Task requirements » Check each line of the records below and collect those that include the word "صورة".

──────

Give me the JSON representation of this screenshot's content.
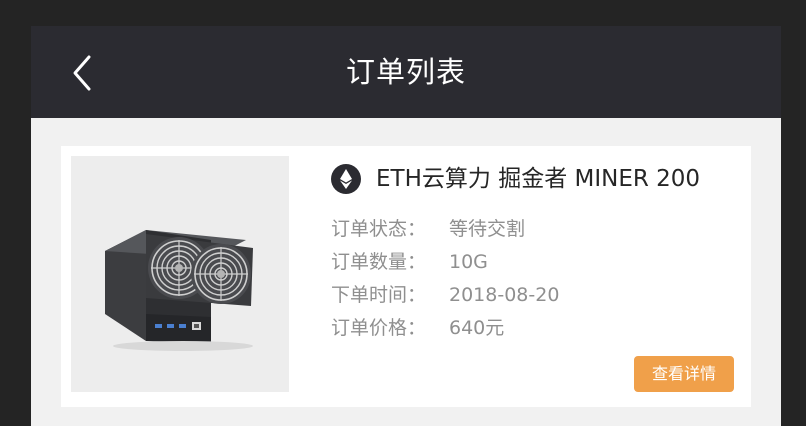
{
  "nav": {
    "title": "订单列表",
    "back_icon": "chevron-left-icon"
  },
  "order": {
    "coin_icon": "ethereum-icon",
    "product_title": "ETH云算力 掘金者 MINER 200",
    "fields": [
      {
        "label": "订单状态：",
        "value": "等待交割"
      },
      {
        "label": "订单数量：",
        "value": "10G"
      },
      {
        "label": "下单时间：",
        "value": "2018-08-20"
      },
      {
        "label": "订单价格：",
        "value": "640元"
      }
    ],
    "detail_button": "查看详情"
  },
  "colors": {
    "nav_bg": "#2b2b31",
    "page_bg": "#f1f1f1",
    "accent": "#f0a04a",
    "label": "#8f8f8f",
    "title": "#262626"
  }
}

──────

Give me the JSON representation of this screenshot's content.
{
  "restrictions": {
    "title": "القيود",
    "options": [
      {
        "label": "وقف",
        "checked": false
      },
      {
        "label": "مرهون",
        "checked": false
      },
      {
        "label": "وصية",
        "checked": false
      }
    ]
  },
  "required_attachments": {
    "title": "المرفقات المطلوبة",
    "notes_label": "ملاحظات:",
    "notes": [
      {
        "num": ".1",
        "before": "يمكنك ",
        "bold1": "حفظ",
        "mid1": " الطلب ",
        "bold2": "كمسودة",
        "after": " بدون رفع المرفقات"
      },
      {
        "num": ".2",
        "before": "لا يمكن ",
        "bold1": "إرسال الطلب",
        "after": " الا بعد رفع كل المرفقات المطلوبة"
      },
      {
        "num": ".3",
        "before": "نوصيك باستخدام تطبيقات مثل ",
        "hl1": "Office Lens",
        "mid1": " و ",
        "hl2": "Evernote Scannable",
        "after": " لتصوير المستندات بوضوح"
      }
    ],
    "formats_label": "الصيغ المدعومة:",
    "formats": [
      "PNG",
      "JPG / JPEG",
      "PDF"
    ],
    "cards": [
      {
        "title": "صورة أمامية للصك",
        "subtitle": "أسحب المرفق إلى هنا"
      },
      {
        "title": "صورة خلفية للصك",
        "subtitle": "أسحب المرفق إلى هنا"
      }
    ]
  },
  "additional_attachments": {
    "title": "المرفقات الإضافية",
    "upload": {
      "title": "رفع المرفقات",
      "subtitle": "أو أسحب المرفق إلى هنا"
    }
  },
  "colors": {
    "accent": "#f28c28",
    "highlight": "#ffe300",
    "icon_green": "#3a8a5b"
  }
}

──────

Exercise answer »
        "title": "صورة أمامية للصك",
        "title": "صورة خلفية للصك",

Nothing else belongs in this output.